## Exercise
Output all lines exactly, with nothing added or dropped.

## Given records
■ ■ ■

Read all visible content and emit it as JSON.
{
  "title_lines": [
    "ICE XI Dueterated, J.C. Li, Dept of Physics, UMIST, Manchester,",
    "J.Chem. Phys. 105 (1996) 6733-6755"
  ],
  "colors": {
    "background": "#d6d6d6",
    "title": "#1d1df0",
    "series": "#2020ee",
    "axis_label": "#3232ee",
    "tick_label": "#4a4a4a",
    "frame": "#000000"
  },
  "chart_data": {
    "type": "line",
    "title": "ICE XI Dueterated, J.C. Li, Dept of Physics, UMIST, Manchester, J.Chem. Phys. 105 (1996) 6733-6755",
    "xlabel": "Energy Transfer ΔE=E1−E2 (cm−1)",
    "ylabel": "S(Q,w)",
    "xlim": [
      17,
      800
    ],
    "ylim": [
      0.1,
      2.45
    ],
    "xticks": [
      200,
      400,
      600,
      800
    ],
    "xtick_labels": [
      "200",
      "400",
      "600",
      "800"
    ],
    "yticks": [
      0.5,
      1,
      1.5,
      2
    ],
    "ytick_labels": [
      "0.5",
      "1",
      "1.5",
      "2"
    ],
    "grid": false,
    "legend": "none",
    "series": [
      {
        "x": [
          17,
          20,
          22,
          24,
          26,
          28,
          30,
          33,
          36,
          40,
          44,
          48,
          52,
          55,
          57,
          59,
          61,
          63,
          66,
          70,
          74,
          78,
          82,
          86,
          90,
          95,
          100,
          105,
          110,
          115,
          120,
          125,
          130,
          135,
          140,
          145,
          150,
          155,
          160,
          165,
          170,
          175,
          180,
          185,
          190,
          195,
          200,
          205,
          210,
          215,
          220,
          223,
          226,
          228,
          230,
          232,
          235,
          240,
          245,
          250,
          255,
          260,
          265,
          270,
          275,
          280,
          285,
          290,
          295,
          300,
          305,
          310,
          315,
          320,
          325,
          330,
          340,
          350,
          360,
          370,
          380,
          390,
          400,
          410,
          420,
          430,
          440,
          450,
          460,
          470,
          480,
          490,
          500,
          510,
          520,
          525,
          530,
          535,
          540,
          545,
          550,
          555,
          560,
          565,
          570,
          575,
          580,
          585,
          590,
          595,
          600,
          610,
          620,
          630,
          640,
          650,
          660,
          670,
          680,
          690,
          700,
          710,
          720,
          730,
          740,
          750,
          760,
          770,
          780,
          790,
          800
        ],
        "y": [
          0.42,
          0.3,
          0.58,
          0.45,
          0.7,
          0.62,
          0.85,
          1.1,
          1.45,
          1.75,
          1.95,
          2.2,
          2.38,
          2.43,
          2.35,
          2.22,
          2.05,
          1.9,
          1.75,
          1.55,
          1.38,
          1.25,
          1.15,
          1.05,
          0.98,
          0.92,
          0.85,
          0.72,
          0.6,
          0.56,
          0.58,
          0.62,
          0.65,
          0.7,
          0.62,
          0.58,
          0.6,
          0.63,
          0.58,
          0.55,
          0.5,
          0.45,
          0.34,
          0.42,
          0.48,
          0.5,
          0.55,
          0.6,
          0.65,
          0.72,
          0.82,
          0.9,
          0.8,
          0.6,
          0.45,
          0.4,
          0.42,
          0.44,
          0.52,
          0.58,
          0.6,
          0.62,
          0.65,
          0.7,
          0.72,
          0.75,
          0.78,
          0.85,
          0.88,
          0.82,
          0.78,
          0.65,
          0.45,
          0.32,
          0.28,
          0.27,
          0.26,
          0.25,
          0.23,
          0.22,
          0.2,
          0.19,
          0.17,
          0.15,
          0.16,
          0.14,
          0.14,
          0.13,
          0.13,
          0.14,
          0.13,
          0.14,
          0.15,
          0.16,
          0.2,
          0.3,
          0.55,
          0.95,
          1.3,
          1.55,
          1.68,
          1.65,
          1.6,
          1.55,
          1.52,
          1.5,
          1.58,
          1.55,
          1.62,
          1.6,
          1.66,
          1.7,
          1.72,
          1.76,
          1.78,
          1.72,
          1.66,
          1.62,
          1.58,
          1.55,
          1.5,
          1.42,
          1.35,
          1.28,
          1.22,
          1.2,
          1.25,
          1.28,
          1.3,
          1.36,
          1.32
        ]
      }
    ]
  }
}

■ ■ ■

## Solved exercise
Read all visible content and emit it as JSON.
{
  "title_lines": [
    "ICE XI Dueterated, J.C. Li, Dept of Physics, UMIST, Manchester,",
    "J.Chem. Phys. 105 (1996) 6733-6755"
  ],
  "colors": {
    "background": "#d6d6d6",
    "title": "#1d1df0",
    "series": "#2020ee",
    "axis_label": "#3232ee",
    "tick_label": "#4a4a4a",
    "frame": "#000000"
  },
  "chart_data": {
    "type": "line",
    "title": "ICE XI Dueterated, J.C. Li, Dept of Physics, UMIST, Manchester, J.Chem. Phys. 105 (1996) 6733-6755",
    "xlabel": "Energy Transfer ΔE=E1−E2 (cm−1)",
    "ylabel": "S(Q,w)",
    "xlim": [
      17,
      800
    ],
    "ylim": [
      0.1,
      2.45
    ],
    "xticks": [
      200,
      400,
      600,
      800
    ],
    "xtick_labels": [
      "200",
      "400",
      "600",
      "800"
    ],
    "yticks": [
      0.5,
      1,
      1.5,
      2
    ],
    "ytick_labels": [
      "0.5",
      "1",
      "1.5",
      "2"
    ],
    "grid": false,
    "legend": "none",
    "series": [
      {
        "x": [
          17,
          20,
          22,
          24,
          26,
          28,
          30,
          33,
          36,
          40,
          44,
          48,
          52,
          55,
          57,
          59,
          61,
          63,
          66,
          70,
          74,
          78,
          82,
          86,
          90,
          95,
          100,
          105,
          110,
          115,
          120,
          125,
          130,
          135,
          140,
          145,
          150,
          155,
          160,
          165,
          170,
          175,
          180,
          185,
          190,
          195,
          200,
          205,
          210,
          215,
          220,
          223,
          226,
          228,
          230,
          232,
          235,
          240,
          245,
          250,
          255,
          260,
          265,
          270,
          275,
          280,
          285,
          290,
          295,
          300,
          305,
          310,
          315,
          320,
          325,
          330,
          340,
          350,
          360,
          370,
          380,
          390,
          400,
          410,
          420,
          430,
          440,
          450,
          460,
          470,
          480,
          490,
          500,
          510,
          520,
          525,
          530,
          535,
          540,
          545,
          550,
          555,
          560,
          565,
          570,
          575,
          580,
          585,
          590,
          595,
          600,
          610,
          620,
          630,
          640,
          650,
          660,
          670,
          680,
          690,
          700,
          710,
          720,
          730,
          740,
          750,
          760,
          770,
          780,
          790,
          800
        ],
        "y": [
          0.42,
          0.3,
          0.58,
          0.45,
          0.7,
          0.62,
          0.85,
          1.1,
          1.45,
          1.75,
          1.95,
          2.2,
          2.38,
          2.43,
          2.35,
          2.22,
          2.05,
          1.9,
          1.75,
          1.55,
          1.38,
          1.25,
          1.15,
          1.05,
          0.98,
          0.92,
          0.85,
          0.72,
          0.6,
          0.56,
          0.58,
          0.62,
          0.65,
          0.7,
          0.62,
          0.58,
          0.6,
          0.63,
          0.58,
          0.55,
          0.5,
          0.45,
          0.34,
          0.42,
          0.48,
          0.5,
          0.55,
          0.6,
          0.65,
          0.72,
          0.82,
          0.9,
          0.8,
          0.6,
          0.45,
          0.4,
          0.42,
          0.44,
          0.52,
          0.58,
          0.6,
          0.62,
          0.65,
          0.7,
          0.72,
          0.75,
          0.78,
          0.85,
          0.88,
          0.82,
          0.78,
          0.65,
          0.45,
          0.32,
          0.28,
          0.27,
          0.26,
          0.25,
          0.23,
          0.22,
          0.2,
          0.19,
          0.17,
          0.15,
          0.16,
          0.14,
          0.14,
          0.13,
          0.13,
          0.14,
          0.13,
          0.14,
          0.15,
          0.16,
          0.2,
          0.3,
          0.55,
          0.95,
          1.3,
          1.55,
          1.68,
          1.65,
          1.6,
          1.55,
          1.52,
          1.5,
          1.58,
          1.55,
          1.62,
          1.6,
          1.66,
          1.7,
          1.72,
          1.76,
          1.78,
          1.72,
          1.66,
          1.62,
          1.58,
          1.55,
          1.5,
          1.42,
          1.35,
          1.28,
          1.22,
          1.2,
          1.25,
          1.28,
          1.3,
          1.36,
          1.32
        ]
      }
    ]
  }
}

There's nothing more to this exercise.